§ WHAT IS REQUIRED:
Determine how many lines in the data below contain "name" and write only that number.

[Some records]
====

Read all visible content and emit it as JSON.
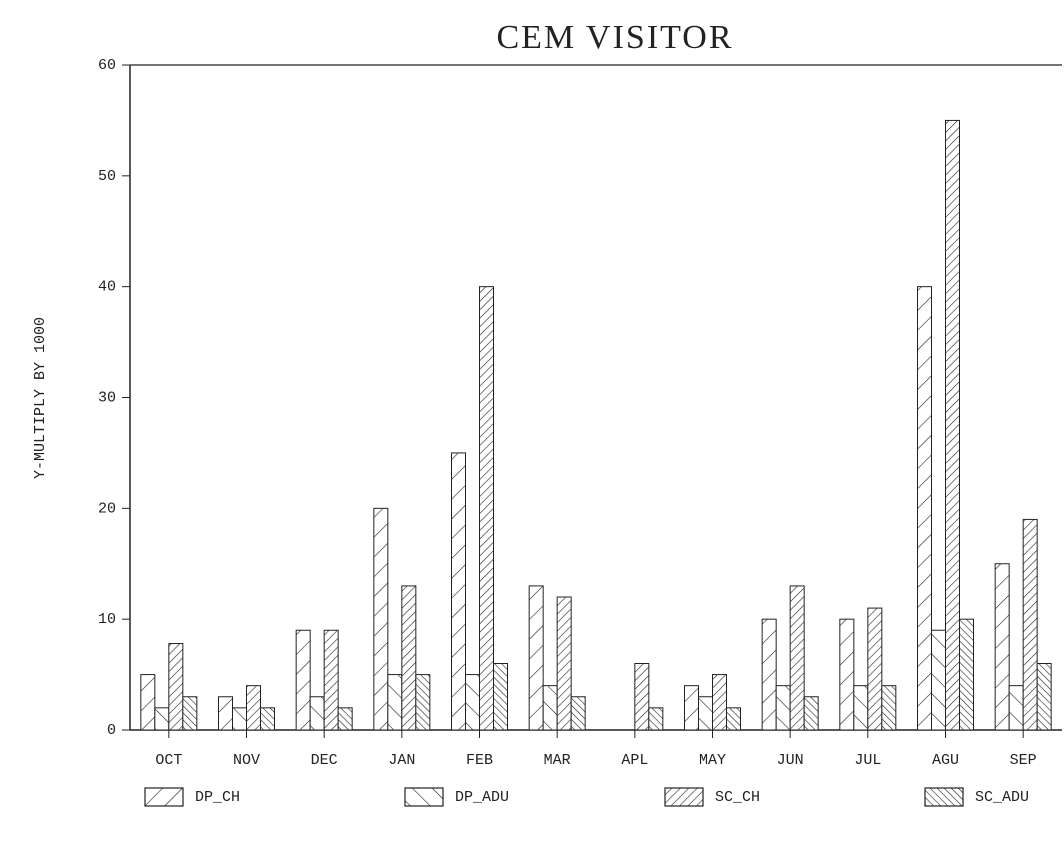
{
  "chart_data": {
    "type": "bar",
    "title": "CEM VISITOR",
    "y_label": "Y-MULTIPLY BY 1000",
    "categories": [
      "OCT",
      "NOV",
      "DEC",
      "JAN",
      "FEB",
      "MAR",
      "APL",
      "MAY",
      "JUN",
      "JUL",
      "AGU",
      "SEP"
    ],
    "series": [
      {
        "name": "DP_CH",
        "color": "#222222",
        "values": [
          5,
          3,
          9,
          20,
          25,
          13,
          0,
          4,
          10,
          10,
          40,
          15
        ]
      },
      {
        "name": "DP_ADU",
        "color": "#222222",
        "values": [
          2,
          2,
          3,
          5,
          5,
          4,
          0,
          3,
          4,
          4,
          9,
          4
        ]
      },
      {
        "name": "SC_CH",
        "color": "#222222",
        "values": [
          7.8,
          4,
          9,
          13,
          40,
          12,
          6,
          5,
          13,
          11,
          55,
          19
        ]
      },
      {
        "name": "SC_ADU",
        "color": "#222222",
        "values": [
          3,
          2,
          2,
          5,
          6,
          3,
          2,
          2,
          3,
          4,
          10,
          6
        ]
      }
    ],
    "ylim": [
      0,
      60
    ],
    "yticks": [
      0,
      10,
      20,
      30,
      40,
      50,
      60
    ],
    "grid": false
  }
}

====

§ WRITTEN RESPONSE:
4